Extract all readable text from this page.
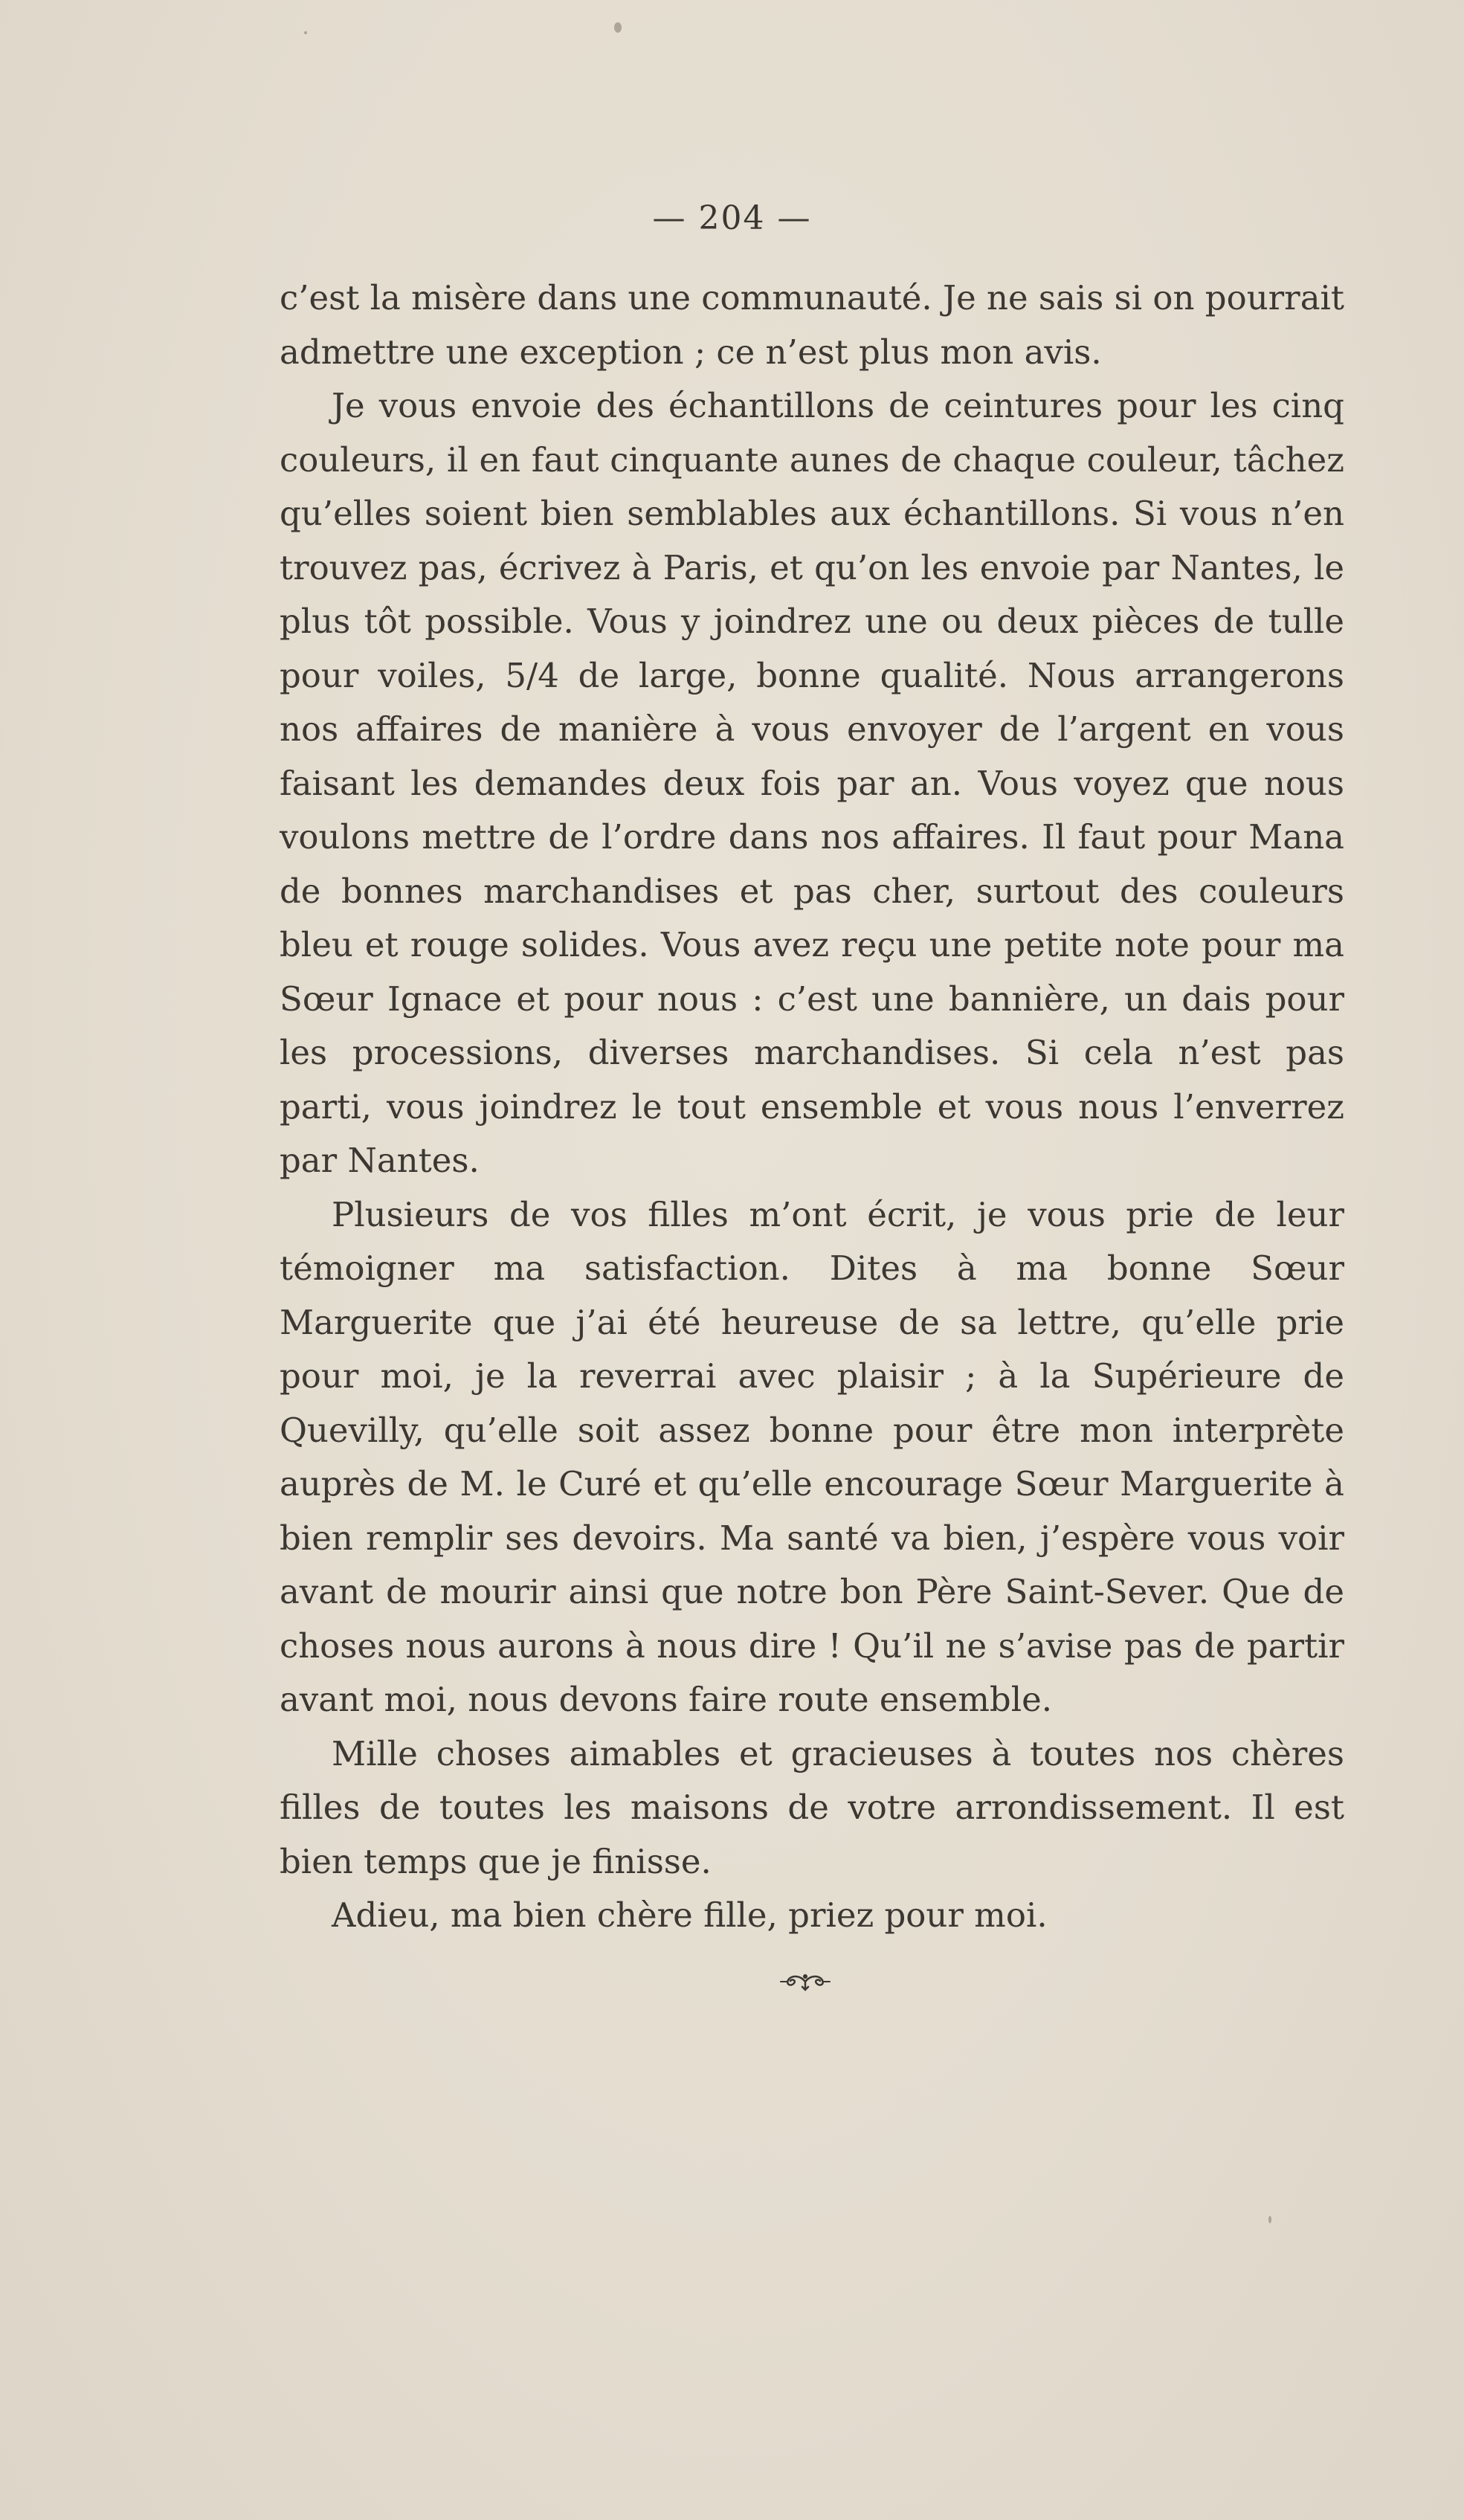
— 204 —

c’est la misère dans une communauté. Je ne sais si on pourrait admettre une exception ; ce n’est plus mon avis.

Je vous envoie des échantillons de ceintures pour les cinq couleurs, il en faut cinquante aunes de chaque couleur, tâchez qu’elles soient bien semblables aux échantillons. Si vous n’en trouvez pas, écrivez à Paris, et qu’on les envoie par Nantes, le plus tôt possible. Vous y joindrez une ou deux pièces de tulle pour voiles, 5/4 de large, bonne qualité. Nous arrangerons nos affaires de manière à vous envoyer de l’argent en vous faisant les demandes deux fois par an. Vous voyez que nous voulons mettre de l’ordre dans nos affaires. Il faut pour Mana de bonnes marchandises et pas cher, surtout des couleurs bleu et rouge solides. Vous avez reçu une petite note pour ma Sœur Ignace et pour nous : c’est une bannière, un dais pour les processions, diverses marchandises. Si cela n’est pas parti, vous joindrez le tout ensemble et vous nous l’enverrez par Nantes.

Plusieurs de vos filles m’ont écrit, je vous prie de leur témoigner ma satisfaction. Dites à ma bonne Sœur Marguerite que j’ai été heureuse de sa lettre, qu’elle prie pour moi, je la reverrai avec plaisir ; à la Supérieure de Quevilly, qu’elle soit assez bonne pour être mon interprète auprès de M. le Curé et qu’elle encourage Sœur Marguerite à bien remplir ses devoirs. Ma santé va bien, j’espère vous voir avant de mourir ainsi que notre bon Père Saint-Sever. Que de choses nous aurons à nous dire ! Qu’il ne s’avise pas de partir avant moi, nous devons faire route ensemble.

Mille choses aimables et gracieuses à toutes nos chères filles de toutes les maisons de votre arrondissement. Il est bien temps que je finisse.

Adieu, ma bien chère fille, priez pour moi.
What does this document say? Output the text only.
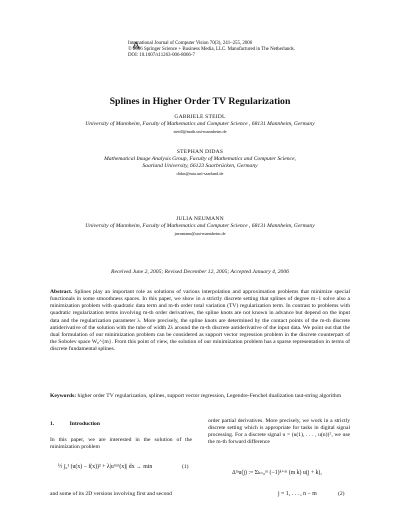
International Journal of Computer Vision 70(3), 241–255, 2006
© 2006 Springer Science + Business Media, LLC. Manufactured in The Netherlands.
DOI: 10.1007/s11263-006-8066-7
Splines in Higher Order TV Regularization
GABRIELE STEIDL
University of Mannheim, Faculty of Mathematics and Computer Science , 68131 Mannheim, Germany
steidl@math.uni-mannheim.de
STEPHAN DIDAS
Mathematical Image Analysis Group, Faculty of Mathematics and Computer Science,
Saarland University, 66123 Saarbrücken, Germany
didas@mia.uni-saarland.de
JULIA NEUMANN
University of Mannheim, Faculty of Mathematics and Computer Science , 68131 Mannheim, Germany
jneumann@uni-mannheim.de
Received June 2, 2005; Revised December 12, 2005; Accepted January 4, 2006
Abstract. Splines play an important role as solutions of various interpolation and approximation problems that minimize special functionals in some smoothness spaces. In this paper, we show in a strictly discrete setting that splines of degree m−1 solve also a minimization problem with quadratic data term and m-th order total variation (TV) regularization term. In contrast to problems with quadratic regularization terms involving m-th order derivatives, the spline knots are not known in advance but depend on the input data and the regularization parameter λ. More precisely, the spline knots are determined by the contact points of the m-th discrete antiderivative of the solution with the tube of width 2λ around the m-th discrete antiderivative of the input data. We point out that the dual formulation of our minimization problem can be considered as support vector regression problem in the discrete counterpart of the Sobolev space W₀^{m}. From this point of view, the solution of our minimization problem has a sparse representation in terms of discrete fundamental splines.
Keywords: higher order TV regularization, splines, support vector regression, Legendre-Fenchel dualization taut-string algorithm
1.	Introduction
In this paper, we are interested in the solution of the minimization problem
½ ∫₀¹ (u(x) − f(x))² + λ|u⁽ᵐ⁾(x)| dx → min	(1)
and some of its 2D versions involving first and second
order partial derivatives. More precisely, we work in a strictly discrete setting which is appropriate for tasks in digital signal processing. For a discrete signal u = (u(1), . . . , u(n))ᵀ, we use the m-th forward difference
Δᵐu(j) := Σₖ₌₀ᵐ (−1)ᵏ⁺ᵐ (m k) u(j + k),
j = 1, . . . , n − m	(2)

◇ ◇ ◇

• _EXERCISE DESCRIPTION_:
Keep the pictures out of the copy and return the rest of the data above exactly.

• _WRITTEN RESPONSE_:
Extract all readable text from this page.
— 204 —

c’est la misère dans une communauté. Je ne sais si on pourrait admettre une exception ; ce n’est plus mon avis.

Je vous envoie des échantillons de ceintures pour les cinq couleurs, il en faut cinquante aunes de chaque couleur, tâchez qu’elles soient bien semblables aux échantillons. Si vous n’en trouvez pas, écrivez à Paris, et qu’on les envoie par Nantes, le plus tôt possible. Vous y joindrez une ou deux pièces de tulle pour voiles, 5/4 de large, bonne qualité. Nous arrangerons nos affaires de manière à vous envoyer de l’argent en vous faisant les demandes deux fois par an. Vous voyez que nous voulons mettre de l’ordre dans nos affaires. Il faut pour Mana de bonnes marchandises et pas cher, surtout des couleurs bleu et rouge solides. Vous avez reçu une petite note pour ma Sœur Ignace et pour nous : c’est une bannière, un dais pour les processions, diverses marchandises. Si cela n’est pas parti, vous joindrez le tout ensemble et vous nous l’enverrez par Nantes.

Plusieurs de vos filles m’ont écrit, je vous prie de leur témoigner ma satisfaction. Dites à ma bonne Sœur Marguerite que j’ai été heureuse de sa lettre, qu’elle prie pour moi, je la reverrai avec plaisir ; à la Supérieure de Quevilly, qu’elle soit assez bonne pour être mon interprète auprès de M. le Curé et qu’elle encourage Sœur Marguerite à bien remplir ses devoirs. Ma santé va bien, j’espère vous voir avant de mourir ainsi que notre bon Père Saint-Sever. Que de choses nous aurons à nous dire ! Qu’il ne s’avise pas de partir avant moi, nous devons faire route ensemble.

Mille choses aimables et gracieuses à toutes nos chères filles de toutes les maisons de votre arrondissement. Il est bien temps que je finisse.

Adieu, ma bien chère fille, priez pour moi.
What does this document say? Output the text only.
International Journal of Computer Vision 70(3), 241–255, 2006
© 2006 Springer Science + Business Media, LLC. Manufactured in The Netherlands.
DOI: 10.1007/s11263-006-8066-7
Splines in Higher Order TV Regularization
GABRIELE STEIDL
University of Mannheim, Faculty of Mathematics and Computer Science , 68131 Mannheim, Germany
steidl@math.uni-mannheim.de
STEPHAN DIDAS
Mathematical Image Analysis Group, Faculty of Mathematics and Computer Science,
Saarland University, 66123 Saarbrücken, Germany
didas@mia.uni-saarland.de
JULIA NEUMANN
University of Mannheim, Faculty of Mathematics and Computer Science , 68131 Mannheim, Germany
jneumann@uni-mannheim.de
Received June 2, 2005; Revised December 12, 2005; Accepted January 4, 2006
Abstract. Splines play an important role as solutions of various interpolation and approximation problems that minimize special functionals in some smoothness spaces. In this paper, we show in a strictly discrete setting that splines of degree m−1 solve also a minimization problem with quadratic data term and m-th order total variation (TV) regularization term. In contrast to problems with quadratic regularization terms involving m-th order derivatives, the spline knots are not known in advance but depend on the input data and the regularization parameter λ. More precisely, the spline knots are determined by the contact points of the m-th discrete antiderivative of the solution with the tube of width 2λ around the m-th discrete antiderivative of the input data. We point out that the dual formulation of our minimization problem can be considered as support vector regression problem in the discrete counterpart of the Sobolev space W₀^{m}. From this point of view, the solution of our minimization problem has a sparse representation in terms of discrete fundamental splines.
Keywords: higher order TV regularization, splines, support vector regression, Legendre-Fenchel dualization taut-string algorithm
1.	Introduction
In this paper, we are interested in the solution of the minimization problem
½ ∫₀¹ (u(x) − f(x))² + λ|u⁽ᵐ⁾(x)| dx → min	(1)
and some of its 2D versions involving first and second
order partial derivatives. More precisely, we work in a strictly discrete setting which is appropriate for tasks in digital signal processing. For a discrete signal u = (u(1), . . . , u(n))ᵀ, we use the m-th forward difference
Δᵐu(j) := Σₖ₌₀ᵐ (−1)ᵏ⁺ᵐ (m k) u(j + k),
j = 1, . . . , n − m	(2)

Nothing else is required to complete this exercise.